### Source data
------------------------

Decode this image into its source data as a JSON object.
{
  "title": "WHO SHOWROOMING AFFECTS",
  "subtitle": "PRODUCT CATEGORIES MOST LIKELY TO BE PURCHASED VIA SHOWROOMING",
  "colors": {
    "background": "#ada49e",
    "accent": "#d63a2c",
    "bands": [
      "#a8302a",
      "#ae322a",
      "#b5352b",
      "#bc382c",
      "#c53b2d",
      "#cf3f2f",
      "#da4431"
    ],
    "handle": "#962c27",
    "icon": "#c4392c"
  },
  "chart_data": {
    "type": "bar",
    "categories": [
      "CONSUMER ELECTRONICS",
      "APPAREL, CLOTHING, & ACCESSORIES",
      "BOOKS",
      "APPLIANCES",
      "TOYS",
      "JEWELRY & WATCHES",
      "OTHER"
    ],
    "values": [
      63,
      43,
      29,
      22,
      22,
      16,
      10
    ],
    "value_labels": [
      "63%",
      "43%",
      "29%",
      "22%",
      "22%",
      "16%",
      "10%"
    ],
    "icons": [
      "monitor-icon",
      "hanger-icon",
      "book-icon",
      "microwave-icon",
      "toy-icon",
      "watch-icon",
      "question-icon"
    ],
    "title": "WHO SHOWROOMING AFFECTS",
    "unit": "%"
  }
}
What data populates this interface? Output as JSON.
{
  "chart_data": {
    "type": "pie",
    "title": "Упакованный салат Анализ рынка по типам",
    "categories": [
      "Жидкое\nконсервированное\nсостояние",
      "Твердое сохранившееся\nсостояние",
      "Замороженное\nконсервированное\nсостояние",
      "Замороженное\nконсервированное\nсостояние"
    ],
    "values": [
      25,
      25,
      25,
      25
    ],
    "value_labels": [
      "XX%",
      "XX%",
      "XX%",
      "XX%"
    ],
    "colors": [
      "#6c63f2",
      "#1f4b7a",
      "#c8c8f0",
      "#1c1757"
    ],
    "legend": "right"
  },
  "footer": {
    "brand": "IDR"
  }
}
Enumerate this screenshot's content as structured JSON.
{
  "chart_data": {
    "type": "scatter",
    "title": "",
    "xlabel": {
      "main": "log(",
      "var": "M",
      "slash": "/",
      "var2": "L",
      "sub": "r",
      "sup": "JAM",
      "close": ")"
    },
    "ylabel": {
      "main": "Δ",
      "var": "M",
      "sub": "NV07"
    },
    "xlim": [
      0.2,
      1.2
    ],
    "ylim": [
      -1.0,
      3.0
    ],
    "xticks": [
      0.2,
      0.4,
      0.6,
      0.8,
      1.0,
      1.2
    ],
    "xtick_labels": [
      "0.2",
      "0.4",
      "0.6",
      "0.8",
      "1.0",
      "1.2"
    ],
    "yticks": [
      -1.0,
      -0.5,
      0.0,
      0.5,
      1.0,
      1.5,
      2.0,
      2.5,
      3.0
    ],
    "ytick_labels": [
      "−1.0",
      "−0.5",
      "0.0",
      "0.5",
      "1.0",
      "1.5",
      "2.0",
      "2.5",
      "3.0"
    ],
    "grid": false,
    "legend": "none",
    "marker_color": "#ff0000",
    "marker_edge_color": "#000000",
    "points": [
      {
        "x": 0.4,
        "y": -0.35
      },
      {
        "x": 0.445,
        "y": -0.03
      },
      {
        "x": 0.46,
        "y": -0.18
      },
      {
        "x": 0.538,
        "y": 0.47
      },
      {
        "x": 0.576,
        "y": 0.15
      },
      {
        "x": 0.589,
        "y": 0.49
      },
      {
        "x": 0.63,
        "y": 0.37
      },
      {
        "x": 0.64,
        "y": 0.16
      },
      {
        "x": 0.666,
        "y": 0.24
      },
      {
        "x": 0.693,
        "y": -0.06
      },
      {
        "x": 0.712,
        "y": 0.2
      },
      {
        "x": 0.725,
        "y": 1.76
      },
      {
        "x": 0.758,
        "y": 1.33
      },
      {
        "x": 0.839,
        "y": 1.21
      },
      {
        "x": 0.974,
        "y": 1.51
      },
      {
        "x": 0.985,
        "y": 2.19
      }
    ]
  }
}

------------------------

### EXERCISE TASK
Transcribe the data. Leave every line exactly as it is.

### OUTPUT FOR THIS TASK
Decode this image into its source data as a JSON object.
{
  "title": "WHO SHOWROOMING AFFECTS",
  "subtitle": "PRODUCT CATEGORIES MOST LIKELY TO BE PURCHASED VIA SHOWROOMING",
  "colors": {
    "background": "#ada49e",
    "accent": "#d63a2c",
    "bands": [
      "#a8302a",
      "#ae322a",
      "#b5352b",
      "#bc382c",
      "#c53b2d",
      "#cf3f2f",
      "#da4431"
    ],
    "handle": "#962c27",
    "icon": "#c4392c"
  },
  "chart_data": {
    "type": "bar",
    "categories": [
      "CONSUMER ELECTRONICS",
      "APPAREL, CLOTHING, & ACCESSORIES",
      "BOOKS",
      "APPLIANCES",
      "TOYS",
      "JEWELRY & WATCHES",
      "OTHER"
    ],
    "values": [
      63,
      43,
      29,
      22,
      22,
      16,
      10
    ],
    "value_labels": [
      "63%",
      "43%",
      "29%",
      "22%",
      "22%",
      "16%",
      "10%"
    ],
    "icons": [
      "monitor-icon",
      "hanger-icon",
      "book-icon",
      "microwave-icon",
      "toy-icon",
      "watch-icon",
      "question-icon"
    ],
    "title": "WHO SHOWROOMING AFFECTS",
    "unit": "%"
  }
}
What data populates this interface? Output as JSON.
{
  "chart_data": {
    "type": "pie",
    "title": "Упакованный салат Анализ рынка по типам",
    "categories": [
      "Жидкое\nконсервированное\nсостояние",
      "Твердое сохранившееся\nсостояние",
      "Замороженное\nконсервированное\nсостояние",
      "Замороженное\nконсервированное\nсостояние"
    ],
    "values": [
      25,
      25,
      25,
      25
    ],
    "value_labels": [
      "XX%",
      "XX%",
      "XX%",
      "XX%"
    ],
    "colors": [
      "#6c63f2",
      "#1f4b7a",
      "#c8c8f0",
      "#1c1757"
    ],
    "legend": "right"
  },
  "footer": {
    "brand": "IDR"
  }
}
Enumerate this screenshot's content as structured JSON.
{
  "chart_data": {
    "type": "scatter",
    "title": "",
    "xlabel": {
      "main": "log(",
      "var": "M",
      "slash": "/",
      "var2": "L",
      "sub": "r",
      "sup": "JAM",
      "close": ")"
    },
    "ylabel": {
      "main": "Δ",
      "var": "M",
      "sub": "NV07"
    },
    "xlim": [
      0.2,
      1.2
    ],
    "ylim": [
      -1.0,
      3.0
    ],
    "xticks": [
      0.2,
      0.4,
      0.6,
      0.8,
      1.0,
      1.2
    ],
    "xtick_labels": [
      "0.2",
      "0.4",
      "0.6",
      "0.8",
      "1.0",
      "1.2"
    ],
    "yticks": [
      -1.0,
      -0.5,
      0.0,
      0.5,
      1.0,
      1.5,
      2.0,
      2.5,
      3.0
    ],
    "ytick_labels": [
      "−1.0",
      "−0.5",
      "0.0",
      "0.5",
      "1.0",
      "1.5",
      "2.0",
      "2.5",
      "3.0"
    ],
    "grid": false,
    "legend": "none",
    "marker_color": "#ff0000",
    "marker_edge_color": "#000000",
    "points": [
      {
        "x": 0.4,
        "y": -0.35
      },
      {
        "x": 0.445,
        "y": -0.03
      },
      {
        "x": 0.46,
        "y": -0.18
      },
      {
        "x": 0.538,
        "y": 0.47
      },
      {
        "x": 0.576,
        "y": 0.15
      },
      {
        "x": 0.589,
        "y": 0.49
      },
      {
        "x": 0.63,
        "y": 0.37
      },
      {
        "x": 0.64,
        "y": 0.16
      },
      {
        "x": 0.666,
        "y": 0.24
      },
      {
        "x": 0.693,
        "y": -0.06
      },
      {
        "x": 0.712,
        "y": 0.2
      },
      {
        "x": 0.725,
        "y": 1.76
      },
      {
        "x": 0.758,
        "y": 1.33
      },
      {
        "x": 0.839,
        "y": 1.21
      },
      {
        "x": 0.974,
        "y": 1.51
      },
      {
        "x": 0.985,
        "y": 2.19
      }
    ]
  }
}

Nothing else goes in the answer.